▶ **SHORT TASK**:
Output every line exactly as written. Leave out pictures.

** begin **

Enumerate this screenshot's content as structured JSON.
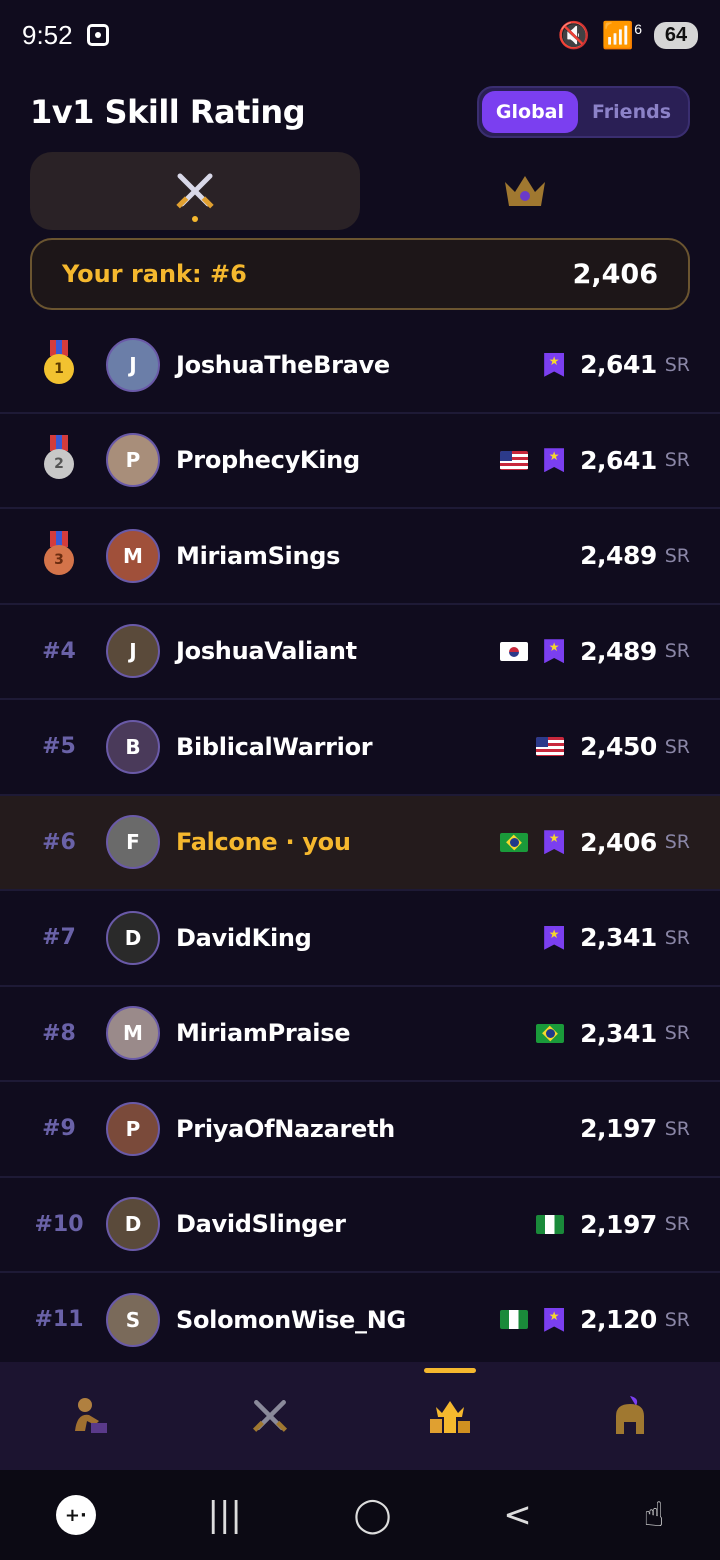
{
  "status_bar": {
    "time": "9:52",
    "network": "6",
    "battery": "64"
  },
  "header": {
    "title": "1v1 Skill Rating",
    "scope_tabs": [
      "Global",
      "Friends"
    ],
    "active_scope": "Global"
  },
  "mode_tabs": [
    {
      "icon": "crossed-swords-icon",
      "active": true
    },
    {
      "icon": "crown-icon",
      "active": false
    }
  ],
  "my_rank": {
    "label": "Your rank: #6",
    "score": "2,406"
  },
  "unit": "SR",
  "leaderboard": [
    {
      "rank": "",
      "medal": "gold",
      "medal_num": "1",
      "name": "JoshuaTheBrave",
      "flag": "",
      "badge": true,
      "score": "2,641",
      "avatar_color": "#6b7ea8",
      "avatar_text": "J"
    },
    {
      "rank": "",
      "medal": "silver",
      "medal_num": "2",
      "name": "ProphecyKing",
      "flag": "us",
      "badge": true,
      "score": "2,641",
      "avatar_color": "#a88e7a",
      "avatar_text": "P"
    },
    {
      "rank": "",
      "medal": "bronze",
      "medal_num": "3",
      "name": "MiriamSings",
      "flag": "",
      "badge": false,
      "score": "2,489",
      "avatar_color": "#a0503a",
      "avatar_text": "M"
    },
    {
      "rank": "#4",
      "medal": "",
      "medal_num": "",
      "name": "JoshuaValiant",
      "flag": "kr",
      "badge": true,
      "score": "2,489",
      "avatar_color": "#5a4a3a",
      "avatar_text": "J"
    },
    {
      "rank": "#5",
      "medal": "",
      "medal_num": "",
      "name": "BiblicalWarrior",
      "flag": "us",
      "badge": false,
      "score": "2,450",
      "avatar_color": "#4a3a5a",
      "avatar_text": "B"
    },
    {
      "rank": "#6",
      "medal": "",
      "medal_num": "",
      "name": "Falcone · you",
      "flag": "br",
      "badge": true,
      "score": "2,406",
      "avatar_color": "#6a6a6a",
      "avatar_text": "F",
      "me": true
    },
    {
      "rank": "#7",
      "medal": "",
      "medal_num": "",
      "name": "DavidKing",
      "flag": "",
      "badge": true,
      "score": "2,341",
      "avatar_color": "#2a2a2a",
      "avatar_text": "D"
    },
    {
      "rank": "#8",
      "medal": "",
      "medal_num": "",
      "name": "MiriamPraise",
      "flag": "br",
      "badge": false,
      "score": "2,341",
      "avatar_color": "#9a8a8a",
      "avatar_text": "M"
    },
    {
      "rank": "#9",
      "medal": "",
      "medal_num": "",
      "name": "PriyaOfNazareth",
      "flag": "",
      "badge": false,
      "score": "2,197",
      "avatar_color": "#7a4a3a",
      "avatar_text": "P"
    },
    {
      "rank": "#10",
      "medal": "",
      "medal_num": "",
      "name": "DavidSlinger",
      "flag": "ng",
      "badge": false,
      "score": "2,197",
      "avatar_color": "#5a4a3a",
      "avatar_text": "D"
    },
    {
      "rank": "#11",
      "medal": "",
      "medal_num": "",
      "name": "SolomonWise_NG",
      "flag": "ng",
      "badge": true,
      "score": "2,120",
      "avatar_color": "#7a6a5a",
      "avatar_text": "S"
    }
  ],
  "bottom_nav": [
    {
      "icon": "reader-icon",
      "active": false
    },
    {
      "icon": "crossed-swords-icon",
      "active": false
    },
    {
      "icon": "crown-trophy-icon",
      "active": true
    },
    {
      "icon": "helmet-icon",
      "active": false
    }
  ],
  "colors": {
    "accent": "#7b3ff0",
    "gold": "#f5b82e",
    "background": "#100c1e"
  }
}
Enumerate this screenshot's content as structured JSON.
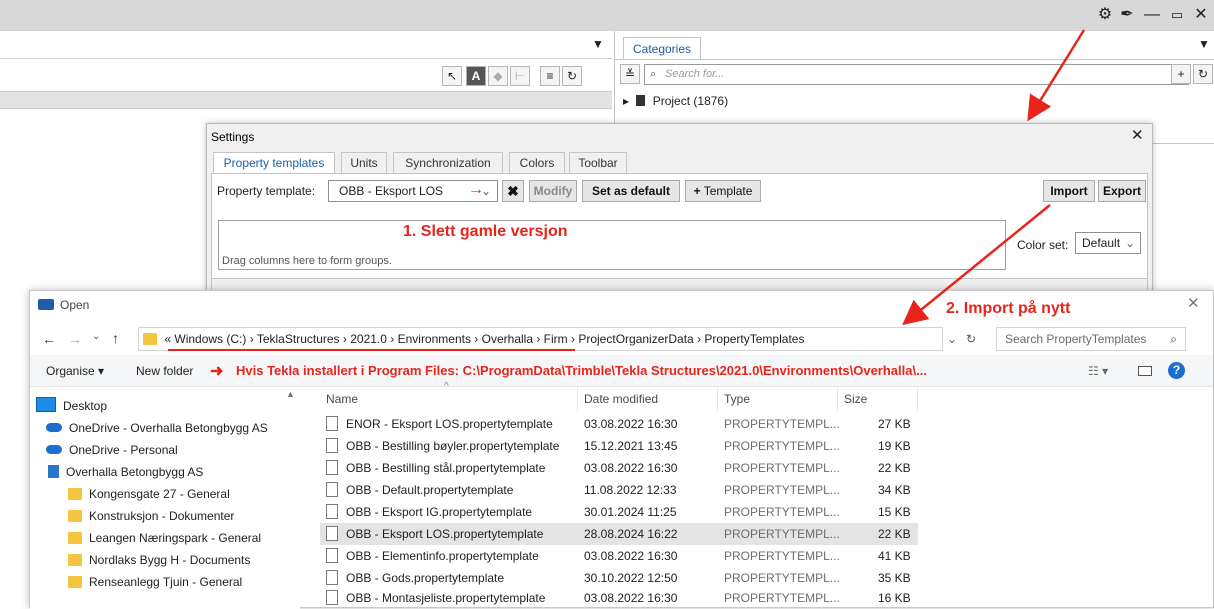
{
  "app": {
    "window_controls": [
      "⚙",
      "✒",
      "—",
      "▭",
      "✕"
    ]
  },
  "categories_panel": {
    "tab": "Categories",
    "search_placeholder": "Search for...",
    "tree_item": "Project (1876)"
  },
  "settings": {
    "title": "Settings",
    "tabs": [
      "Property templates",
      "Units",
      "Synchronization",
      "Colors",
      "Toolbar"
    ],
    "property_template_label": "Property template:",
    "property_template_value": "OBB - Eksport LOS",
    "modify_label": "Modify",
    "set_default_label": "Set as default",
    "add_template_label": "Template",
    "import_label": "Import",
    "export_label": "Export",
    "groupbox_hint": "Drag columns here to form groups.",
    "color_set_label": "Color set:",
    "color_set_value": "Default"
  },
  "annotations": {
    "step1": "1. Slett gamle versjon",
    "step2": "2. Import på nytt",
    "note": "Hvis Tekla installert i Program Files: C:\\ProgramData\\Trimble\\Tekla Structures\\2021.0\\Environments\\Overhalla\\...",
    "color": "#e8251a"
  },
  "open_dialog": {
    "title": "Open",
    "breadcrumb": [
      "«",
      "Windows (C:)",
      "TeklaStructures",
      "2021.0",
      "Environments",
      "Overhalla",
      "Firm",
      "ProjectOrganizerData",
      "PropertyTemplates"
    ],
    "search_placeholder": "Search PropertyTemplates",
    "organise_label": "Organise ▾",
    "new_folder_label": "New folder",
    "nav_items": [
      {
        "label": "Desktop",
        "icon": "desktop-icon"
      },
      {
        "label": "OneDrive - Overhalla Betongbygg AS",
        "icon": "cloud-icon"
      },
      {
        "label": "OneDrive - Personal",
        "icon": "cloud-icon"
      },
      {
        "label": "Overhalla Betongbygg AS",
        "icon": "building-icon"
      },
      {
        "label": "Kongensgate 27 - General",
        "icon": "folder-icon"
      },
      {
        "label": "Konstruksjon - Dokumenter",
        "icon": "folder-icon"
      },
      {
        "label": "Leangen Næringspark - General",
        "icon": "folder-icon"
      },
      {
        "label": "Nordlaks Bygg H - Documents",
        "icon": "folder-icon"
      },
      {
        "label": "Renseanlegg Tjuin - General",
        "icon": "folder-icon"
      }
    ],
    "columns": [
      "Name",
      "Date modified",
      "Type",
      "Size"
    ],
    "files": [
      {
        "name": "ENOR - Eksport LOS.propertytemplate",
        "date": "03.08.2022 16:30",
        "type": "PROPERTYTEMPL...",
        "size": "27 KB",
        "selected": false
      },
      {
        "name": "OBB - Bestilling bøyler.propertytemplate",
        "date": "15.12.2021 13:45",
        "type": "PROPERTYTEMPL...",
        "size": "19 KB",
        "selected": false
      },
      {
        "name": "OBB - Bestilling stål.propertytemplate",
        "date": "03.08.2022 16:30",
        "type": "PROPERTYTEMPL...",
        "size": "22 KB",
        "selected": false
      },
      {
        "name": "OBB - Default.propertytemplate",
        "date": "11.08.2022 12:33",
        "type": "PROPERTYTEMPL...",
        "size": "34 KB",
        "selected": false
      },
      {
        "name": "OBB - Eksport IG.propertytemplate",
        "date": "30.01.2024 11:25",
        "type": "PROPERTYTEMPL...",
        "size": "15 KB",
        "selected": false
      },
      {
        "name": "OBB - Eksport LOS.propertytemplate",
        "date": "28.08.2024 16:22",
        "type": "PROPERTYTEMPL...",
        "size": "22 KB",
        "selected": true
      },
      {
        "name": "OBB - Elementinfo.propertytemplate",
        "date": "03.08.2022 16:30",
        "type": "PROPERTYTEMPL...",
        "size": "41 KB",
        "selected": false
      },
      {
        "name": "OBB - Gods.propertytemplate",
        "date": "30.10.2022 12:50",
        "type": "PROPERTYTEMPL...",
        "size": "35 KB",
        "selected": false
      },
      {
        "name": "OBB - Montasjeliste.propertytemplate",
        "date": "03.08.2022 16:30",
        "type": "PROPERTYTEMPL...",
        "size": "16 KB",
        "selected": false
      }
    ]
  }
}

** end **

▶ **CORRECT ANSWER**:
Enumerate this screenshot's content as structured JSON.
{
  "status_bar": {
    "time": "9:52",
    "network": "6",
    "battery": "64"
  },
  "header": {
    "title": "1v1 Skill Rating",
    "scope_tabs": [
      "Global",
      "Friends"
    ],
    "active_scope": "Global"
  },
  "mode_tabs": [
    {
      "icon": "crossed-swords-icon",
      "active": true
    },
    {
      "icon": "crown-icon",
      "active": false
    }
  ],
  "my_rank": {
    "label": "Your rank: #6",
    "score": "2,406"
  },
  "unit": "SR",
  "leaderboard": [
    {
      "rank": "",
      "medal": "gold",
      "medal_num": "1",
      "name": "JoshuaTheBrave",
      "flag": "",
      "badge": true,
      "score": "2,641",
      "avatar_color": "#6b7ea8",
      "avatar_text": "J"
    },
    {
      "rank": "",
      "medal": "silver",
      "medal_num": "2",
      "name": "ProphecyKing",
      "flag": "us",
      "badge": true,
      "score": "2,641",
      "avatar_color": "#a88e7a",
      "avatar_text": "P"
    },
    {
      "rank": "",
      "medal": "bronze",
      "medal_num": "3",
      "name": "MiriamSings",
      "flag": "",
      "badge": false,
      "score": "2,489",
      "avatar_color": "#a0503a",
      "avatar_text": "M"
    },
    {
      "rank": "#4",
      "medal": "",
      "medal_num": "",
      "name": "JoshuaValiant",
      "flag": "kr",
      "badge": true,
      "score": "2,489",
      "avatar_color": "#5a4a3a",
      "avatar_text": "J"
    },
    {
      "rank": "#5",
      "medal": "",
      "medal_num": "",
      "name": "BiblicalWarrior",
      "flag": "us",
      "badge": false,
      "score": "2,450",
      "avatar_color": "#4a3a5a",
      "avatar_text": "B"
    },
    {
      "rank": "#6",
      "medal": "",
      "medal_num": "",
      "name": "Falcone · you",
      "flag": "br",
      "badge": true,
      "score": "2,406",
      "avatar_color": "#6a6a6a",
      "avatar_text": "F",
      "me": true
    },
    {
      "rank": "#7",
      "medal": "",
      "medal_num": "",
      "name": "DavidKing",
      "flag": "",
      "badge": true,
      "score": "2,341",
      "avatar_color": "#2a2a2a",
      "avatar_text": "D"
    },
    {
      "rank": "#8",
      "medal": "",
      "medal_num": "",
      "name": "MiriamPraise",
      "flag": "br",
      "badge": false,
      "score": "2,341",
      "avatar_color": "#9a8a8a",
      "avatar_text": "M"
    },
    {
      "rank": "#9",
      "medal": "",
      "medal_num": "",
      "name": "PriyaOfNazareth",
      "flag": "",
      "badge": false,
      "score": "2,197",
      "avatar_color": "#7a4a3a",
      "avatar_text": "P"
    },
    {
      "rank": "#10",
      "medal": "",
      "medal_num": "",
      "name": "DavidSlinger",
      "flag": "ng",
      "badge": false,
      "score": "2,197",
      "avatar_color": "#5a4a3a",
      "avatar_text": "D"
    },
    {
      "rank": "#11",
      "medal": "",
      "medal_num": "",
      "name": "SolomonWise_NG",
      "flag": "ng",
      "badge": true,
      "score": "2,120",
      "avatar_color": "#7a6a5a",
      "avatar_text": "S"
    }
  ],
  "bottom_nav": [
    {
      "icon": "reader-icon",
      "active": false
    },
    {
      "icon": "crossed-swords-icon",
      "active": false
    },
    {
      "icon": "crown-trophy-icon",
      "active": true
    },
    {
      "icon": "helmet-icon",
      "active": false
    }
  ],
  "colors": {
    "accent": "#7b3ff0",
    "gold": "#f5b82e",
    "background": "#100c1e"
  }
}
Enumerate this screenshot's content as structured JSON.
{
  "app": {
    "window_controls": [
      "⚙",
      "✒",
      "—",
      "▭",
      "✕"
    ]
  },
  "categories_panel": {
    "tab": "Categories",
    "search_placeholder": "Search for...",
    "tree_item": "Project (1876)"
  },
  "settings": {
    "title": "Settings",
    "tabs": [
      "Property templates",
      "Units",
      "Synchronization",
      "Colors",
      "Toolbar"
    ],
    "property_template_label": "Property template:",
    "property_template_value": "OBB - Eksport LOS",
    "modify_label": "Modify",
    "set_default_label": "Set as default",
    "add_template_label": "Template",
    "import_label": "Import",
    "export_label": "Export",
    "groupbox_hint": "Drag columns here to form groups.",
    "color_set_label": "Color set:",
    "color_set_value": "Default"
  },
  "annotations": {
    "step1": "1. Slett gamle versjon",
    "step2": "2. Import på nytt",
    "note": "Hvis Tekla installert i Program Files: C:\\ProgramData\\Trimble\\Tekla Structures\\2021.0\\Environments\\Overhalla\\...",
    "color": "#e8251a"
  },
  "open_dialog": {
    "title": "Open",
    "breadcrumb": [
      "«",
      "Windows (C:)",
      "TeklaStructures",
      "2021.0",
      "Environments",
      "Overhalla",
      "Firm",
      "ProjectOrganizerData",
      "PropertyTemplates"
    ],
    "search_placeholder": "Search PropertyTemplates",
    "organise_label": "Organise ▾",
    "new_folder_label": "New folder",
    "nav_items": [
      {
        "label": "Desktop",
        "icon": "desktop-icon"
      },
      {
        "label": "OneDrive - Overhalla Betongbygg AS",
        "icon": "cloud-icon"
      },
      {
        "label": "OneDrive - Personal",
        "icon": "cloud-icon"
      },
      {
        "label": "Overhalla Betongbygg AS",
        "icon": "building-icon"
      },
      {
        "label": "Kongensgate 27 - General",
        "icon": "folder-icon"
      },
      {
        "label": "Konstruksjon - Dokumenter",
        "icon": "folder-icon"
      },
      {
        "label": "Leangen Næringspark - General",
        "icon": "folder-icon"
      },
      {
        "label": "Nordlaks Bygg H - Documents",
        "icon": "folder-icon"
      },
      {
        "label": "Renseanlegg Tjuin - General",
        "icon": "folder-icon"
      }
    ],
    "columns": [
      "Name",
      "Date modified",
      "Type",
      "Size"
    ],
    "files": [
      {
        "name": "ENOR - Eksport LOS.propertytemplate",
        "date": "03.08.2022 16:30",
        "type": "PROPERTYTEMPL...",
        "size": "27 KB",
        "selected": false
      },
      {
        "name": "OBB - Bestilling bøyler.propertytemplate",
        "date": "15.12.2021 13:45",
        "type": "PROPERTYTEMPL...",
        "size": "19 KB",
        "selected": false
      },
      {
        "name": "OBB - Bestilling stål.propertytemplate",
        "date": "03.08.2022 16:30",
        "type": "PROPERTYTEMPL...",
        "size": "22 KB",
        "selected": false
      },
      {
        "name": "OBB - Default.propertytemplate",
        "date": "11.08.2022 12:33",
        "type": "PROPERTYTEMPL...",
        "size": "34 KB",
        "selected": false
      },
      {
        "name": "OBB - Eksport IG.propertytemplate",
        "date": "30.01.2024 11:25",
        "type": "PROPERTYTEMPL...",
        "size": "15 KB",
        "selected": false
      },
      {
        "name": "OBB - Eksport LOS.propertytemplate",
        "date": "28.08.2024 16:22",
        "type": "PROPERTYTEMPL...",
        "size": "22 KB",
        "selected": true
      },
      {
        "name": "OBB - Elementinfo.propertytemplate",
        "date": "03.08.2022 16:30",
        "type": "PROPERTYTEMPL...",
        "size": "41 KB",
        "selected": false
      },
      {
        "name": "OBB - Gods.propertytemplate",
        "date": "30.10.2022 12:50",
        "type": "PROPERTYTEMPL...",
        "size": "35 KB",
        "selected": false
      },
      {
        "name": "OBB - Montasjeliste.propertytemplate",
        "date": "03.08.2022 16:30",
        "type": "PROPERTYTEMPL...",
        "size": "16 KB",
        "selected": false
      }
    ]
  }
}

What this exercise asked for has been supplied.